Search the material below for the string "name" and list each line that holds it.

============

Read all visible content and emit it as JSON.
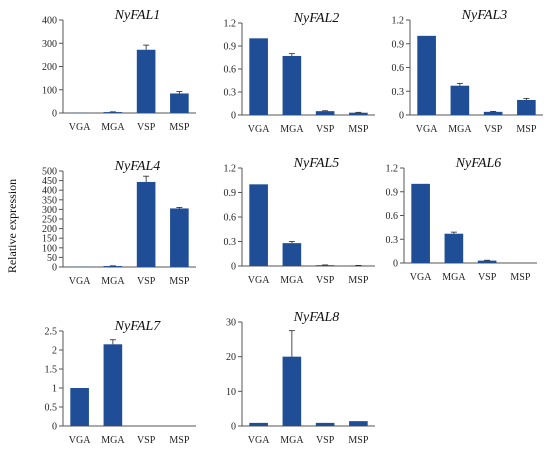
{
  "figure": {
    "ylabel": "Relative expression"
  },
  "colors": {
    "bar": "#1f4e96",
    "axis": "#555555",
    "error": "#222222"
  },
  "chart_data": [
    {
      "type": "bar",
      "title": "NyFAL1",
      "categories": [
        "VGA",
        "MGA",
        "VSP",
        "MSP"
      ],
      "values": [
        0.8,
        4,
        272,
        84
      ],
      "errors": [
        0,
        1,
        20,
        8
      ],
      "ylim": [
        0,
        400
      ],
      "yticks": [
        "0",
        "100",
        "200",
        "300",
        "400"
      ]
    },
    {
      "type": "bar",
      "title": "NyFAL2",
      "categories": [
        "VGA",
        "MGA",
        "VSP",
        "MSP"
      ],
      "values": [
        1.0,
        0.77,
        0.05,
        0.03
      ],
      "errors": [
        0,
        0.03,
        0.005,
        0.005
      ],
      "ylim": [
        0,
        1.2
      ],
      "yticks": [
        "0",
        "0.3",
        "0.6",
        "0.9",
        "1.2"
      ]
    },
    {
      "type": "bar",
      "title": "NyFAL3",
      "categories": [
        "VGA",
        "MGA",
        "VSP",
        "MSP"
      ],
      "values": [
        1.0,
        0.37,
        0.04,
        0.19
      ],
      "errors": [
        0,
        0.03,
        0.005,
        0.02
      ],
      "ylim": [
        0,
        1.2
      ],
      "yticks": [
        "0",
        "0.3",
        "0.6",
        "0.9",
        "1.2"
      ]
    },
    {
      "type": "bar",
      "title": "NyFAL4",
      "categories": [
        "VGA",
        "MGA",
        "VSP",
        "MSP"
      ],
      "values": [
        1,
        5,
        443,
        305
      ],
      "errors": [
        0,
        1,
        30,
        5
      ],
      "ylim": [
        0,
        500
      ],
      "yticks": [
        "0",
        "50",
        "100",
        "150",
        "200",
        "250",
        "300",
        "350",
        "400",
        "450",
        "500"
      ]
    },
    {
      "type": "bar",
      "title": "NyFAL5",
      "categories": [
        "VGA",
        "MGA",
        "VSP",
        "MSP"
      ],
      "values": [
        1.0,
        0.28,
        0.01,
        0.005
      ],
      "errors": [
        0,
        0.02,
        0.003,
        0.002
      ],
      "ylim": [
        0,
        1.2
      ],
      "yticks": [
        "0",
        "0.3",
        "0.6",
        "0.9",
        "1.2"
      ]
    },
    {
      "type": "bar",
      "title": "NyFAL6",
      "categories": [
        "VGA",
        "MGA",
        "VSP",
        "MSP"
      ],
      "values": [
        1.0,
        0.37,
        0.03,
        0.0
      ],
      "errors": [
        0,
        0.02,
        0.005,
        0
      ],
      "ylim": [
        0,
        1.2
      ],
      "yticks": [
        "0",
        "0.3",
        "0.6",
        "0.9",
        "1.2"
      ]
    },
    {
      "type": "bar",
      "title": "NyFAL7",
      "categories": [
        "VGA",
        "MGA",
        "VSP",
        "MSP"
      ],
      "values": [
        1.0,
        2.15,
        0.0,
        0.0
      ],
      "errors": [
        0,
        0.12,
        0,
        0
      ],
      "ylim": [
        0,
        2.5
      ],
      "yticks": [
        "0",
        "0.5",
        "1",
        "1.5",
        "2",
        "2.5"
      ]
    },
    {
      "type": "bar",
      "title": "NyFAL8",
      "categories": [
        "VGA",
        "MGA",
        "VSP",
        "MSP"
      ],
      "values": [
        0.9,
        20,
        0.9,
        1.4
      ],
      "errors": [
        0,
        7.5,
        0,
        0
      ],
      "ylim": [
        0,
        30
      ],
      "yticks": [
        "0",
        "10",
        "20",
        "30"
      ]
    }
  ]
}
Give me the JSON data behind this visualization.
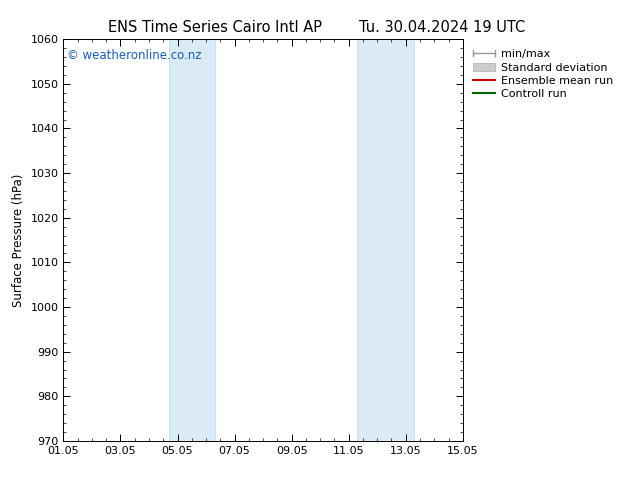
{
  "title_left": "ENS Time Series Cairo Intl AP",
  "title_right": "Tu. 30.04.2024 19 UTC",
  "ylabel": "Surface Pressure (hPa)",
  "ylim": [
    970,
    1060
  ],
  "yticks": [
    970,
    980,
    990,
    1000,
    1010,
    1020,
    1030,
    1040,
    1050,
    1060
  ],
  "xtick_labels": [
    "01.05",
    "03.05",
    "05.05",
    "07.05",
    "09.05",
    "11.05",
    "13.05",
    "15.05"
  ],
  "xtick_positions": [
    0,
    2,
    4,
    6,
    8,
    10,
    12,
    14
  ],
  "xlim": [
    0,
    14
  ],
  "shaded_regions": [
    {
      "x_start": 3.7,
      "x_end": 5.3
    },
    {
      "x_start": 10.3,
      "x_end": 12.3
    }
  ],
  "shaded_color": "#daeaf7",
  "shaded_edge_color": "#c0d8ee",
  "background_color": "#ffffff",
  "watermark_text": "© weatheronline.co.nz",
  "watermark_color": "#1a5fbb",
  "watermark_fontsize": 8.5,
  "legend_labels": [
    "min/max",
    "Standard deviation",
    "Ensemble mean run",
    "Controll run"
  ],
  "legend_colors": [
    "#aaaaaa",
    "#cccccc",
    "#cc0000",
    "#006600"
  ],
  "title_fontsize": 10.5,
  "axis_label_fontsize": 8.5,
  "tick_fontsize": 8,
  "legend_fontsize": 8
}
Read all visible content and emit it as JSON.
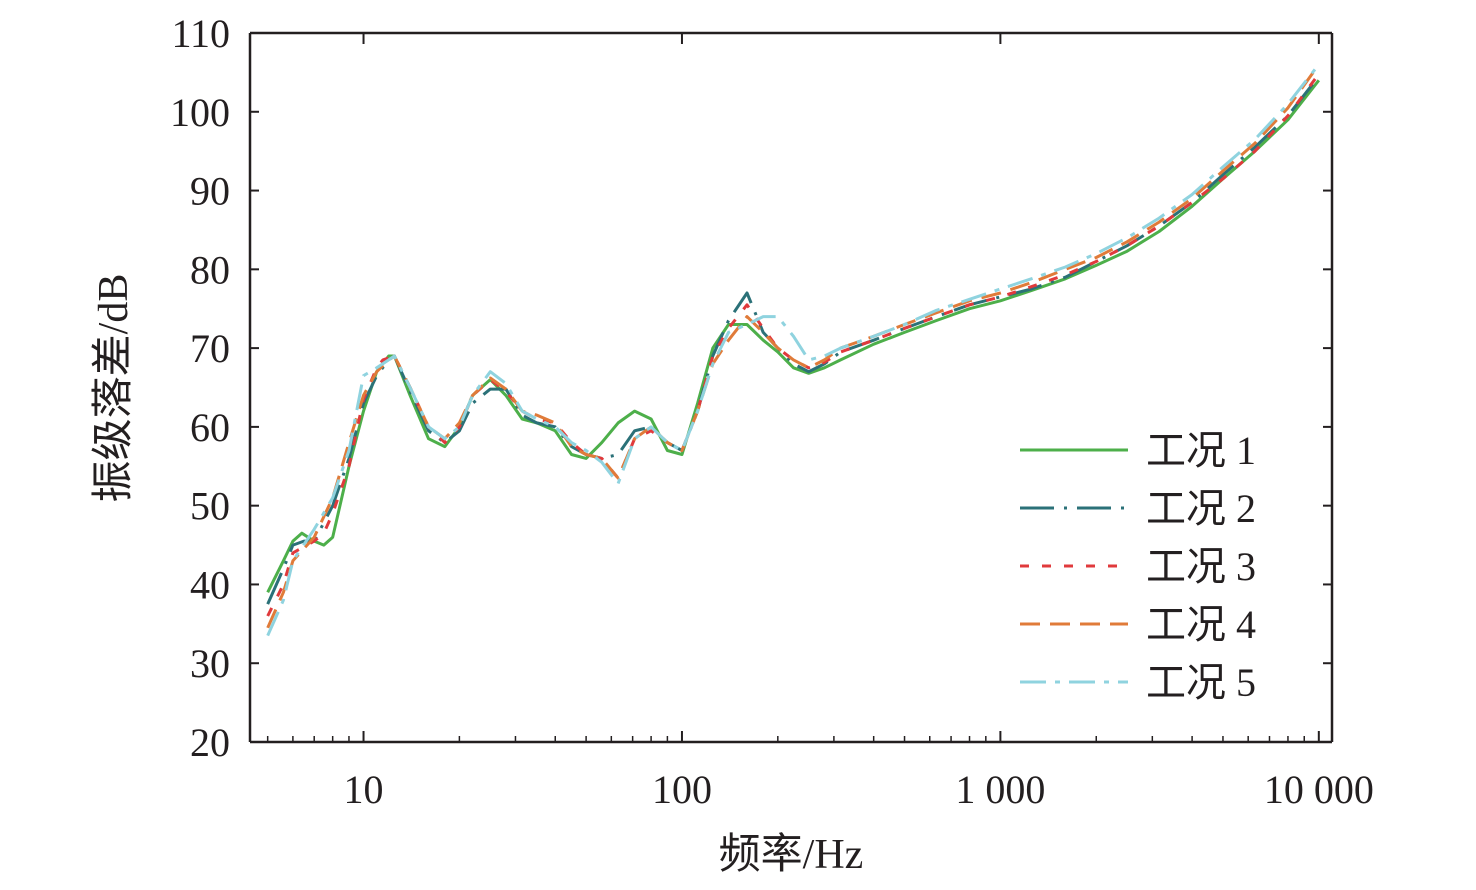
{
  "chart_data": {
    "type": "line",
    "title": "",
    "xlabel": "频率/Hz",
    "ylabel": "振级落差/dB",
    "xscale": "log",
    "xlim": [
      4.4,
      11000
    ],
    "ylim": [
      20,
      110
    ],
    "xticks": [
      10,
      100,
      1000,
      10000
    ],
    "xtick_labels": [
      "10",
      "100",
      "1 000",
      "10 000"
    ],
    "yticks": [
      20,
      30,
      40,
      50,
      60,
      70,
      80,
      90,
      100,
      110
    ],
    "ytick_labels": [
      "20",
      "30",
      "40",
      "50",
      "60",
      "70",
      "80",
      "90",
      "100",
      "110"
    ],
    "grid": false,
    "legend_position": "bottom-right",
    "series": [
      {
        "name": "工况 1",
        "color": "#4daf4a",
        "dash": "solid",
        "points": [
          [
            5,
            39
          ],
          [
            5.6,
            43
          ],
          [
            6,
            45.5
          ],
          [
            6.4,
            46.5
          ],
          [
            7,
            45.5
          ],
          [
            7.5,
            45
          ],
          [
            8,
            46
          ],
          [
            9,
            55
          ],
          [
            10,
            62
          ],
          [
            11,
            67
          ],
          [
            12,
            69
          ],
          [
            12.5,
            69
          ],
          [
            14,
            64
          ],
          [
            16,
            58.5
          ],
          [
            18,
            57.5
          ],
          [
            20,
            60
          ],
          [
            22,
            64
          ],
          [
            25,
            66
          ],
          [
            28,
            64
          ],
          [
            31.5,
            61
          ],
          [
            35,
            60.5
          ],
          [
            40,
            59.5
          ],
          [
            45,
            56.5
          ],
          [
            50,
            56
          ],
          [
            56,
            58
          ],
          [
            63,
            60.5
          ],
          [
            71,
            62
          ],
          [
            80,
            61
          ],
          [
            90,
            57
          ],
          [
            100,
            56.5
          ],
          [
            112,
            63
          ],
          [
            125,
            70
          ],
          [
            140,
            73
          ],
          [
            160,
            73
          ],
          [
            180,
            71
          ],
          [
            200,
            69.5
          ],
          [
            224,
            67.5
          ],
          [
            250,
            66.8
          ],
          [
            280,
            67.5
          ],
          [
            315,
            68.5
          ],
          [
            400,
            70.5
          ],
          [
            500,
            72
          ],
          [
            630,
            73.5
          ],
          [
            800,
            75
          ],
          [
            1000,
            76
          ],
          [
            1250,
            77.3
          ],
          [
            1600,
            78.8
          ],
          [
            2000,
            80.5
          ],
          [
            2500,
            82.3
          ],
          [
            3150,
            84.8
          ],
          [
            4000,
            88
          ],
          [
            5000,
            91.5
          ],
          [
            6300,
            95
          ],
          [
            8000,
            99
          ],
          [
            10000,
            104
          ]
        ]
      },
      {
        "name": "工况 2",
        "color": "#2b7178",
        "dash": "longdashdot",
        "points": [
          [
            5,
            37.5
          ],
          [
            5.6,
            42
          ],
          [
            6,
            45
          ],
          [
            6.5,
            45.5
          ],
          [
            7,
            45.5
          ],
          [
            8,
            50
          ],
          [
            9,
            56
          ],
          [
            10,
            63
          ],
          [
            11,
            66.5
          ],
          [
            12,
            68.5
          ],
          [
            12.5,
            69
          ],
          [
            14,
            64.5
          ],
          [
            16,
            59.5
          ],
          [
            18,
            58
          ],
          [
            20,
            59.5
          ],
          [
            22,
            63
          ],
          [
            25,
            64.8
          ],
          [
            28,
            64.8
          ],
          [
            31.5,
            61.5
          ],
          [
            35,
            60.5
          ],
          [
            40,
            60
          ],
          [
            45,
            57.5
          ],
          [
            50,
            56.5
          ],
          [
            56,
            56
          ],
          [
            63,
            56.5
          ],
          [
            71,
            59.5
          ],
          [
            80,
            60
          ],
          [
            90,
            58
          ],
          [
            100,
            57
          ],
          [
            112,
            62
          ],
          [
            125,
            69
          ],
          [
            140,
            73.5
          ],
          [
            160,
            77
          ],
          [
            180,
            72
          ],
          [
            200,
            70
          ],
          [
            224,
            68
          ],
          [
            250,
            67
          ],
          [
            280,
            68
          ],
          [
            315,
            69.5
          ],
          [
            400,
            71
          ],
          [
            500,
            72.5
          ],
          [
            630,
            74
          ],
          [
            800,
            75.5
          ],
          [
            1000,
            76.5
          ],
          [
            1250,
            77.5
          ],
          [
            1600,
            79
          ],
          [
            2000,
            81
          ],
          [
            2500,
            83
          ],
          [
            3150,
            85.5
          ],
          [
            4000,
            88.5
          ],
          [
            5000,
            92
          ],
          [
            6300,
            95.5
          ],
          [
            8000,
            99.5
          ],
          [
            10000,
            104.5
          ]
        ]
      },
      {
        "name": "工况 3",
        "color": "#e03a3c",
        "dash": "shortdash",
        "points": [
          [
            5,
            36
          ],
          [
            5.6,
            40
          ],
          [
            6,
            44
          ],
          [
            7,
            45.5
          ],
          [
            7.5,
            46.5
          ],
          [
            8,
            49
          ],
          [
            9,
            55
          ],
          [
            10,
            63.5
          ],
          [
            11,
            67.5
          ],
          [
            11.5,
            68.5
          ],
          [
            12.5,
            69
          ],
          [
            14,
            65
          ],
          [
            16,
            60
          ],
          [
            18,
            58
          ],
          [
            20,
            60
          ],
          [
            22,
            64
          ],
          [
            25,
            66
          ],
          [
            28,
            64.5
          ],
          [
            31.5,
            62
          ],
          [
            35,
            61
          ],
          [
            40,
            60.5
          ],
          [
            45,
            58
          ],
          [
            50,
            56.5
          ],
          [
            56,
            56
          ],
          [
            63,
            53.5
          ],
          [
            71,
            58.5
          ],
          [
            80,
            59.5
          ],
          [
            90,
            58
          ],
          [
            100,
            57
          ],
          [
            112,
            62
          ],
          [
            125,
            69
          ],
          [
            140,
            72.5
          ],
          [
            160,
            75.5
          ],
          [
            180,
            72.5
          ],
          [
            200,
            70
          ],
          [
            224,
            68.5
          ],
          [
            250,
            67.5
          ],
          [
            280,
            68.2
          ],
          [
            315,
            69.5
          ],
          [
            400,
            71
          ],
          [
            500,
            72.5
          ],
          [
            630,
            74
          ],
          [
            800,
            75.5
          ],
          [
            1000,
            76.5
          ],
          [
            1250,
            77.8
          ],
          [
            1600,
            79.3
          ],
          [
            2000,
            81
          ],
          [
            2500,
            83
          ],
          [
            3150,
            85.5
          ],
          [
            4000,
            88.5
          ],
          [
            5000,
            91.5
          ],
          [
            6300,
            95
          ],
          [
            8000,
            99.5
          ],
          [
            10000,
            104.8
          ]
        ]
      },
      {
        "name": "工况 4",
        "color": "#e07b39",
        "dash": "dashed",
        "points": [
          [
            5,
            34.5
          ],
          [
            5.6,
            39
          ],
          [
            6,
            43
          ],
          [
            7,
            46
          ],
          [
            8,
            51
          ],
          [
            9,
            58
          ],
          [
            10,
            64
          ],
          [
            11,
            67
          ],
          [
            12,
            68.5
          ],
          [
            12.5,
            69
          ],
          [
            14,
            65
          ],
          [
            16,
            60
          ],
          [
            18,
            58.5
          ],
          [
            20,
            60.5
          ],
          [
            22,
            64
          ],
          [
            25,
            66.2
          ],
          [
            28,
            64.8
          ],
          [
            31.5,
            62
          ],
          [
            35,
            61.5
          ],
          [
            40,
            60.5
          ],
          [
            45,
            57.5
          ],
          [
            50,
            56.5
          ],
          [
            56,
            56
          ],
          [
            63,
            53.5
          ],
          [
            71,
            58.5
          ],
          [
            80,
            60
          ],
          [
            90,
            58
          ],
          [
            100,
            57
          ],
          [
            112,
            62
          ],
          [
            125,
            68
          ],
          [
            140,
            71
          ],
          [
            160,
            74
          ],
          [
            180,
            72
          ],
          [
            200,
            70
          ],
          [
            224,
            68.5
          ],
          [
            250,
            67.5
          ],
          [
            280,
            68.5
          ],
          [
            315,
            70
          ],
          [
            400,
            71.5
          ],
          [
            500,
            73
          ],
          [
            630,
            74.5
          ],
          [
            800,
            76
          ],
          [
            1000,
            77
          ],
          [
            1250,
            78.3
          ],
          [
            1600,
            80
          ],
          [
            2000,
            81.5
          ],
          [
            2500,
            83.5
          ],
          [
            3150,
            86
          ],
          [
            4000,
            89
          ],
          [
            5000,
            92.5
          ],
          [
            6300,
            96
          ],
          [
            8000,
            100.5
          ],
          [
            10000,
            106
          ]
        ]
      },
      {
        "name": "工况 5",
        "color": "#8fd3df",
        "dash": "dashdot",
        "points": [
          [
            5,
            33.5
          ],
          [
            5.6,
            38
          ],
          [
            6,
            43
          ],
          [
            7,
            47
          ],
          [
            8,
            51
          ],
          [
            9,
            57
          ],
          [
            10,
            66.5
          ],
          [
            11,
            67.5
          ],
          [
            12,
            68.5
          ],
          [
            12.5,
            69
          ],
          [
            14,
            65
          ],
          [
            16,
            60
          ],
          [
            18,
            58.5
          ],
          [
            20,
            60
          ],
          [
            22,
            64
          ],
          [
            25,
            67
          ],
          [
            28,
            65.5
          ],
          [
            31.5,
            62
          ],
          [
            35,
            61
          ],
          [
            40,
            60
          ],
          [
            45,
            58
          ],
          [
            50,
            57
          ],
          [
            56,
            55.5
          ],
          [
            63,
            52.8
          ],
          [
            71,
            58.5
          ],
          [
            80,
            60
          ],
          [
            90,
            58
          ],
          [
            100,
            57
          ],
          [
            112,
            62
          ],
          [
            125,
            68
          ],
          [
            140,
            72
          ],
          [
            160,
            73
          ],
          [
            180,
            74
          ],
          [
            200,
            74
          ],
          [
            224,
            71.5
          ],
          [
            250,
            68.5
          ],
          [
            280,
            69
          ],
          [
            315,
            70
          ],
          [
            400,
            71.5
          ],
          [
            500,
            73
          ],
          [
            630,
            74.8
          ],
          [
            800,
            76.2
          ],
          [
            1000,
            77.5
          ],
          [
            1250,
            78.8
          ],
          [
            1600,
            80.3
          ],
          [
            2000,
            82
          ],
          [
            2500,
            84
          ],
          [
            3150,
            86.5
          ],
          [
            4000,
            89.5
          ],
          [
            5000,
            93
          ],
          [
            6300,
            96.5
          ],
          [
            8000,
            101
          ],
          [
            10000,
            106
          ]
        ]
      }
    ]
  }
}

============

* _Written response_:
        "name": "工况 1",
        "name": "工况 2",
        "name": "工况 3",
        "name": "工况 4",
        "name": "工况 5",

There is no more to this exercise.